═════ Rows

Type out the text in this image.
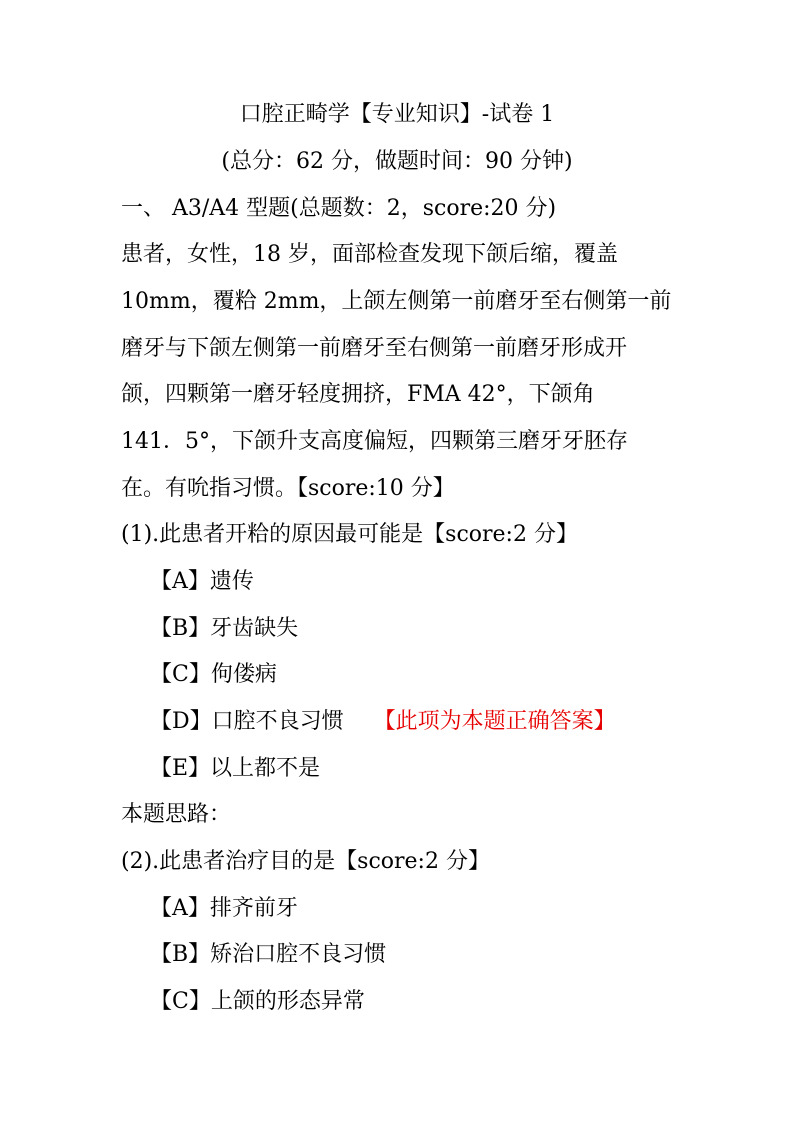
口腔正畸学【专业知识】-试卷 1
(总分：62 分，做题时间：90 分钟)
一、 A3/A4 型题(总题数：2，score:20 分)
患者，女性，18 岁，面部检查发现下颌后缩，覆盖
10mm，覆粭 2mm，上颌左侧第一前磨牙至右侧第一前
磨牙与下颌左侧第一前磨牙至右侧第一前磨牙形成开
颌，四颗第一磨牙轻度拥挤，FMA 42°，下颌角
141．5°，下颌升支高度偏短，四颗第三磨牙牙胚存
在。有吮指习惯。【score:10 分】
(1).此患者开粭的原因最可能是【score:2 分】
【A】遗传
【B】牙齿缺失
【C】佝偻病
【D】口腔不良习惯 【此项为本题正确答案】
【E】以上都不是
本题思路：
(2).此患者治疗目的是【score:2 分】
【A】排齐前牙
【B】矫治口腔不良习惯
【C】上颌的形态异常
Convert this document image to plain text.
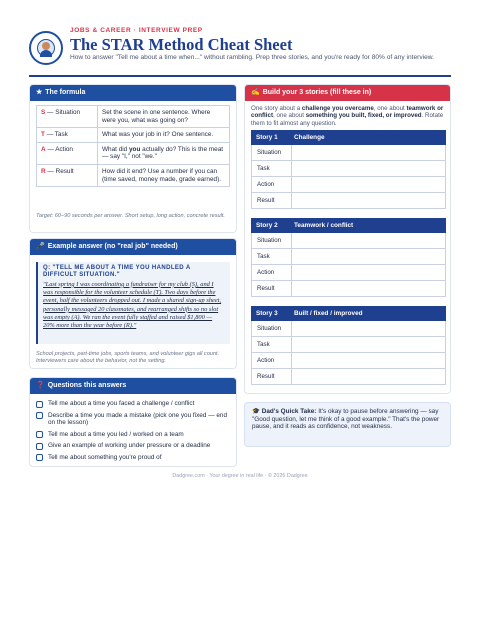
JOBS & CAREER · INTERVIEW PREP
The STAR Method Cheat Sheet
How to answer "Tell me about a time when..." without rambling. Prep three stories, and you're ready for 80% of any interview.
★ The formula
S — Situation	Set the scene in one sentence. Where were you, what was going on?
T — Task	What was your job in it? One sentence.
A — Action	What did you actually do? This is the meat — say "I," not "we."
R — Result	How did it end? Use a number if you can (time saved, money made, grade earned).
Target: 60–90 seconds per answer. Short setup, long action, concrete result.
🎤 Example answer (no "real job" needed)
Q: "TELL ME ABOUT A TIME YOU HANDLED A DIFFICULT SITUATION."
"Last spring I was coordinating a fundraiser for my club (S), and I was responsible for the volunteer schedule (T). Two days before the event, half the volunteers dropped out. I made a shared sign-up sheet, personally messaged 20 classmates, and rearranged shifts so no slot was empty (A). We ran the event fully staffed and raised $1,800 — 20% more than the year before (R)."
School projects, part-time jobs, sports teams, and volunteer gigs all count. Interviewers care about the behavior, not the setting.
❓ Questions this answers
Tell me about a time you faced a challenge / conflict
Describe a time you made a mistake (pick one you fixed — end on the lesson)
Tell me about a time you led / worked on a team
Give an example of working under pressure or a deadline
Tell me about something you're proud of
✍ Build your 3 stories (fill these in)
One story about a challenge you overcame, one about teamwork or conflict, one about something you built, fixed, or improved. Rotate them to fit almost any question.
Story 1	Challenge
Situation
Task
Action
Result
Story 2	Teamwork / conflict
Situation
Task
Action
Result
Story 3	Built / fixed / improved
Situation
Task
Action
Result
🎓 Dad's Quick Take: It's okay to pause before answering — say "Good question, let me think of a good example." That's the power pause, and it reads as confidence, not weakness.
Dadgree.com · Your degree in real life · © 2026 Dadgree
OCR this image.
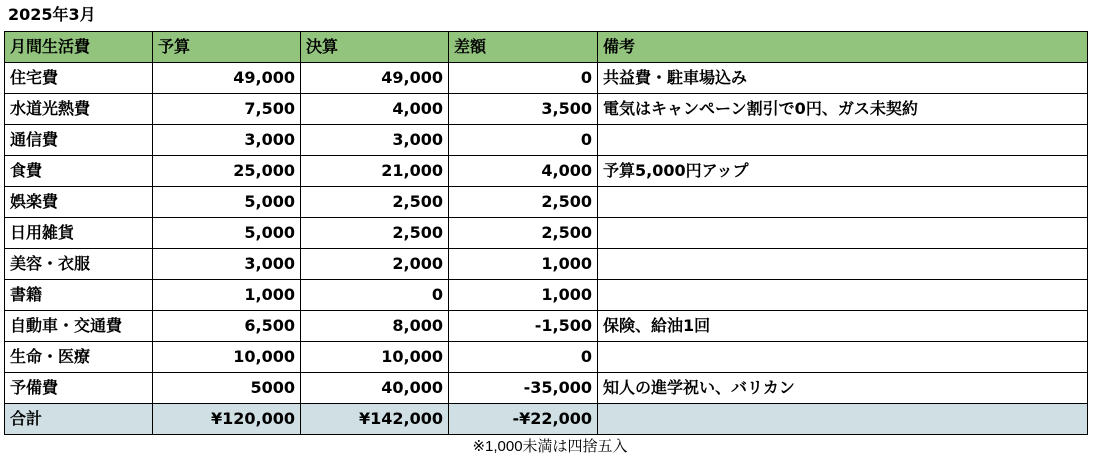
2025年3月
月間生活費	予算	決算	差額	備考
住宅費	49,000	49,000	0	共益費・駐車場込み
水道光熱費	7,500	4,000	3,500	電気はキャンペーン割引で0円、ガス未契約
通信費	3,000	3,000	0	
食費	25,000	21,000	4,000	予算5,000円アップ
娯楽費	5,000	2,500	2,500	
日用雑貨	5,000	2,500	2,500	
美容・衣服	3,000	2,000	1,000	
書籍	1,000	0	1,000	
自動車・交通費	6,500	8,000	-1,500	保険、給油1回
生命・医療	10,000	10,000	0	
予備費	5000	40,000	-35,000	知人の進学祝い、バリカン
合計	¥120,000	¥142,000	-¥22,000	
※1,000未満は四捨五入
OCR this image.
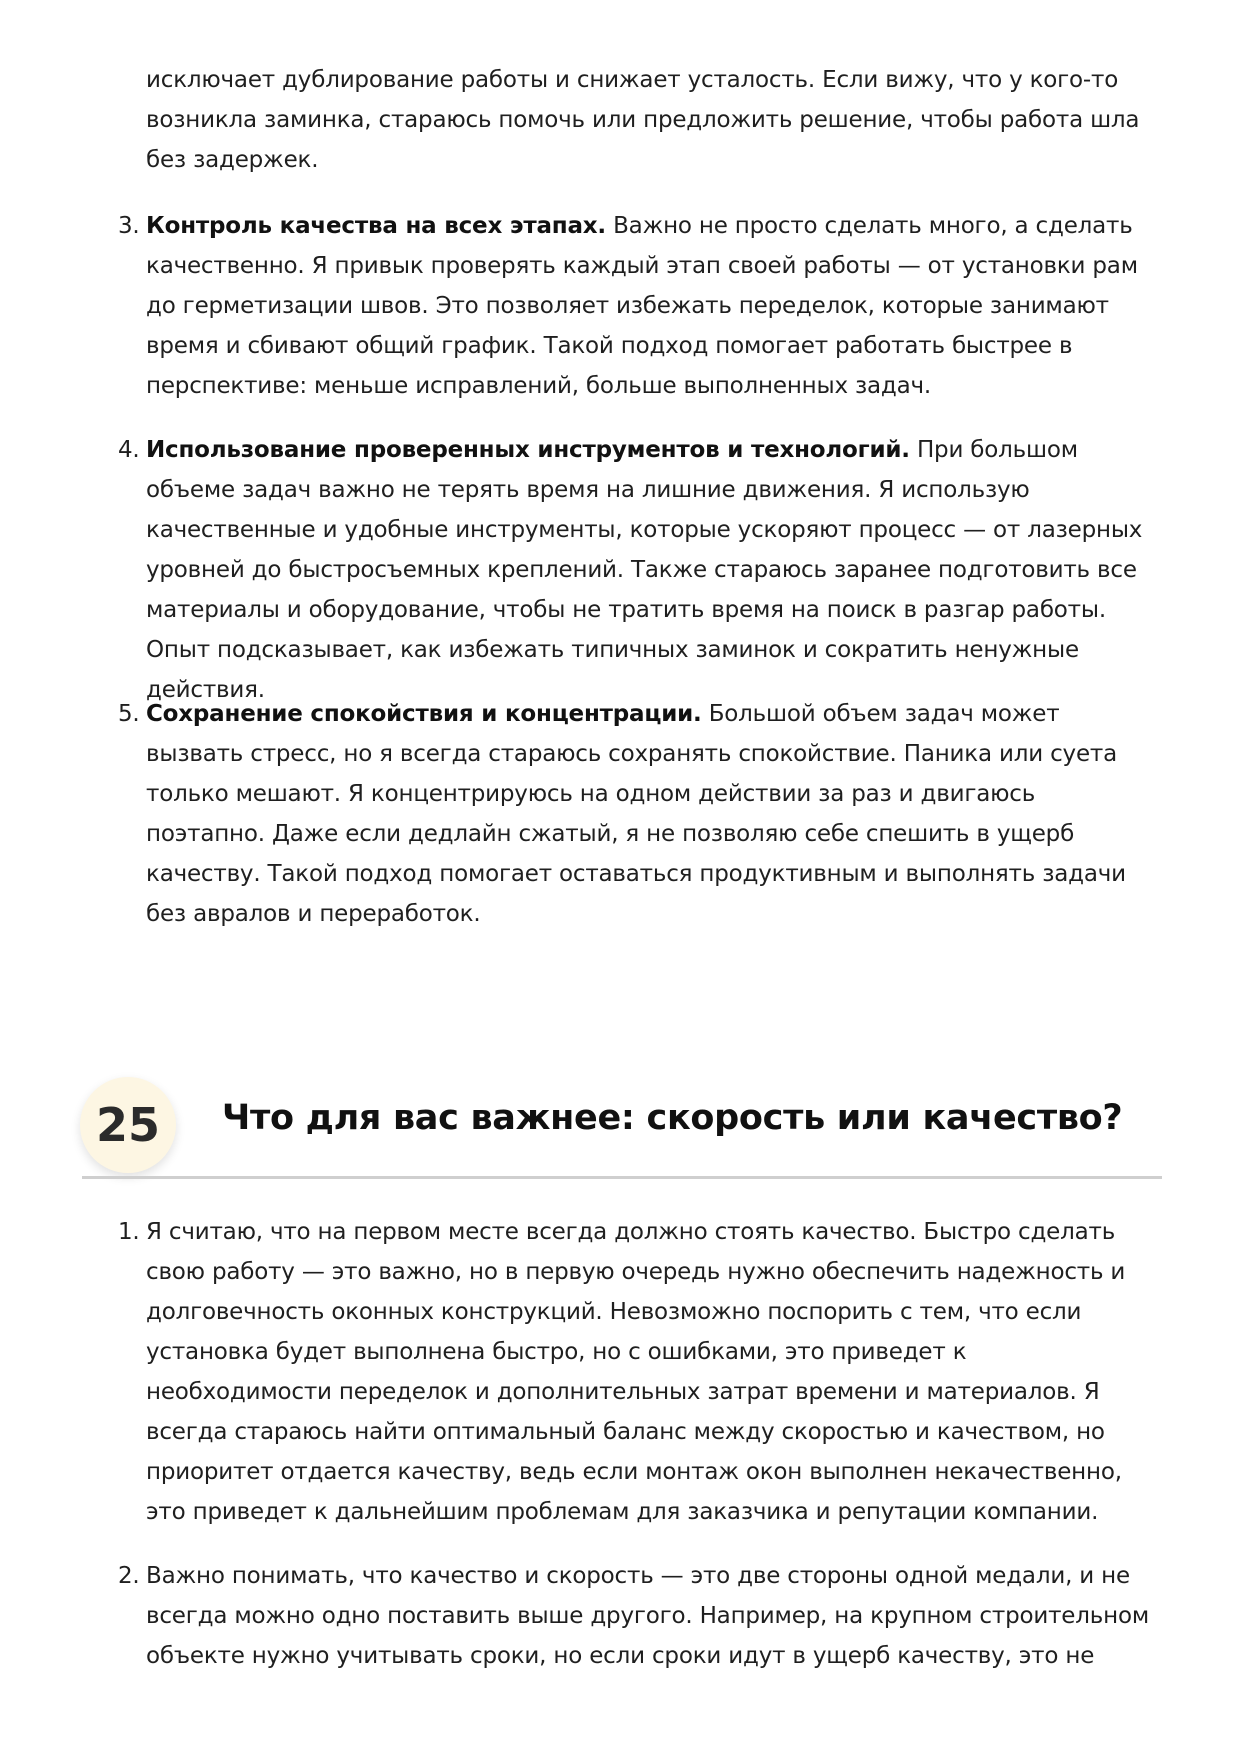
исключает дублирование работы и снижает усталость. Если вижу, что у кого-то возникла заминка, стараюсь помочь или предложить решение, чтобы работа шла без задержек.

3. Контроль качества на всех этапах. Важно не просто сделать много, а сделать качественно. Я привык проверять каждый этап своей работы — от установки рам до герметизации швов. Это позволяет избежать переделок, которые занимают время и сбивают общий график. Такой подход помогает работать быстрее в перспективе: меньше исправлений, больше выполненных задач.
4. Использование проверенных инструментов и технологий. При большом объеме задач важно не терять время на лишние движения. Я использую качественные и удобные инструменты, которые ускоряют процесс — от лазерных уровней до быстросъемных креплений. Также стараюсь заранее подготовить все материалы и оборудование, чтобы не тратить время на поиск в разгар работы. Опыт подсказывает, как избежать типичных заминок и сократить ненужные действия.
5. Сохранение спокойствия и концентрации. Большой объем задач может вызвать стресс, но я всегда стараюсь сохранять спокойствие. Паника или суета только мешают. Я концентрируюсь на одном действии за раз и двигаюсь поэтапно. Даже если дедлайн сжатый, я не позволяю себе спешить в ущерб качеству. Такой подход помогает оставаться продуктивным и выполнять задачи без авралов и переработок.
25	Что для вас важнее: скорость или качество?
1. Я считаю, что на первом месте всегда должно стоять качество. Быстро сделать свою работу — это важно, но в первую очередь нужно обеспечить надежность и долговечность оконных конструкций. Невозможно поспорить с тем, что если установка будет выполнена быстро, но с ошибками, это приведет к необходимости переделок и дополнительных затрат времени и материалов. Я всегда стараюсь найти оптимальный баланс между скоростью и качеством, но приоритет отдается качеству, ведь если монтаж окон выполнен некачественно, это приведет к дальнейшим проблемам для заказчика и репутации компании.
2. Важно понимать, что качество и скорость — это две стороны одной медали, и не всегда можно одно поставить выше другого. Например, на крупном строительном объекте нужно учитывать сроки, но если сроки идут в ущерб качеству, это не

══════════

_Aim_
Please transcribe the material above exactly as written. Leave the pictures out.

_Solution_
Type out the text in this image.
口腔正畸学【专业知识】-试卷 1
(总分：62 分，做题时间：90 分钟)
一、 A3/A4 型题(总题数：2，score:20 分)
患者，女性，18 岁，面部检查发现下颌后缩，覆盖
10mm，覆粭 2mm，上颌左侧第一前磨牙至右侧第一前
磨牙与下颌左侧第一前磨牙至右侧第一前磨牙形成开
颌，四颗第一磨牙轻度拥挤，FMA 42°，下颌角
141．5°，下颌升支高度偏短，四颗第三磨牙牙胚存
在。有吮指习惯。【score:10 分】
(1).此患者开粭的原因最可能是【score:2 分】
【A】遗传
【B】牙齿缺失
【C】佝偻病
【D】口腔不良习惯 【此项为本题正确答案】
【E】以上都不是
本题思路：
(2).此患者治疗目的是【score:2 分】
【A】排齐前牙
【B】矫治口腔不良习惯
【C】上颌的形态异常
Convert this document image to plain text.
JOBS & CAREER · INTERVIEW PREP
The STAR Method Cheat Sheet
How to answer "Tell me about a time when..." without rambling. Prep three stories, and you're ready for 80% of any interview.
★ The formula
S — Situation	Set the scene in one sentence. Where were you, what was going on?
T — Task	What was your job in it? One sentence.
A — Action	What did you actually do? This is the meat — say "I," not "we."
R — Result	How did it end? Use a number if you can (time saved, money made, grade earned).
Target: 60–90 seconds per answer. Short setup, long action, concrete result.
🎤 Example answer (no "real job" needed)
Q: "TELL ME ABOUT A TIME YOU HANDLED A DIFFICULT SITUATION."
"Last spring I was coordinating a fundraiser for my club (S), and I was responsible for the volunteer schedule (T). Two days before the event, half the volunteers dropped out. I made a shared sign-up sheet, personally messaged 20 classmates, and rearranged shifts so no slot was empty (A). We ran the event fully staffed and raised $1,800 — 20% more than the year before (R)."
School projects, part-time jobs, sports teams, and volunteer gigs all count. Interviewers care about the behavior, not the setting.
❓ Questions this answers
Tell me about a time you faced a challenge / conflict
Describe a time you made a mistake (pick one you fixed — end on the lesson)
Tell me about a time you led / worked on a team
Give an example of working under pressure or a deadline
Tell me about something you're proud of
✍ Build your 3 stories (fill these in)
One story about a challenge you overcame, one about teamwork or conflict, one about something you built, fixed, or improved. Rotate them to fit almost any question.
Story 1	Challenge
Situation
Task
Action
Result
Story 2	Teamwork / conflict
Situation
Task
Action
Result
Story 3	Built / fixed / improved
Situation
Task
Action
Result
🎓 Dad's Quick Take: It's okay to pause before answering — say "Good question, let me think of a good example." That's the power pause, and it reads as confidence, not weakness.
Dadgree.com · Your degree in real life · © 2026 Dadgree
OCR this image.
2025年3月
月間生活費	予算	決算	差額	備考
住宅費	49,000	49,000	0	共益費・駐車場込み
水道光熱費	7,500	4,000	3,500	電気はキャンペーン割引で0円、ガス未契約
通信費	3,000	3,000	0	
食費	25,000	21,000	4,000	予算5,000円アップ
娯楽費	5,000	2,500	2,500	
日用雑貨	5,000	2,500	2,500	
美容・衣服	3,000	2,000	1,000	
書籍	1,000	0	1,000	
自動車・交通費	6,500	8,000	-1,500	保険、給油1回
生命・医療	10,000	10,000	0	
予備費	5000	40,000	-35,000	知人の進学祝い、バリカン
合計	¥120,000	¥142,000	-¥22,000	
※1,000未満は四捨五入
OCR this image.
исключает дублирование работы и снижает усталость. Если вижу, что у кого-то возникла заминка, стараюсь помочь или предложить решение, чтобы работа шла без задержек.

3. Контроль качества на всех этапах. Важно не просто сделать много, а сделать качественно. Я привык проверять каждый этап своей работы — от установки рам до герметизации швов. Это позволяет избежать переделок, которые занимают время и сбивают общий график. Такой подход помогает работать быстрее в перспективе: меньше исправлений, больше выполненных задач.
4. Использование проверенных инструментов и технологий. При большом объеме задач важно не терять время на лишние движения. Я использую качественные и удобные инструменты, которые ускоряют процесс — от лазерных уровней до быстросъемных креплений. Также стараюсь заранее подготовить все материалы и оборудование, чтобы не тратить время на поиск в разгар работы. Опыт подсказывает, как избежать типичных заминок и сократить ненужные действия.
5. Сохранение спокойствия и концентрации. Большой объем задач может вызвать стресс, но я всегда стараюсь сохранять спокойствие. Паника или суета только мешают. Я концентрируюсь на одном действии за раз и двигаюсь поэтапно. Даже если дедлайн сжатый, я не позволяю себе спешить в ущерб качеству. Такой подход помогает оставаться продуктивным и выполнять задачи без авралов и переработок.
25	Что для вас важнее: скорость или качество?
1. Я считаю, что на первом месте всегда должно стоять качество. Быстро сделать свою работу — это важно, но в первую очередь нужно обеспечить надежность и долговечность оконных конструкций. Невозможно поспорить с тем, что если установка будет выполнена быстро, но с ошибками, это приведет к необходимости переделок и дополнительных затрат времени и материалов. Я всегда стараюсь найти оптимальный баланс между скоростью и качеством, но приоритет отдается качеству, ведь если монтаж окон выполнен некачественно, это приведет к дальнейшим проблемам для заказчика и репутации компании.
2. Важно понимать, что качество и скорость — это две стороны одной медали, и не всегда можно одно поставить выше другого. Например, на крупном строительном объекте нужно учитывать сроки, но если сроки идут в ущерб качеству, это не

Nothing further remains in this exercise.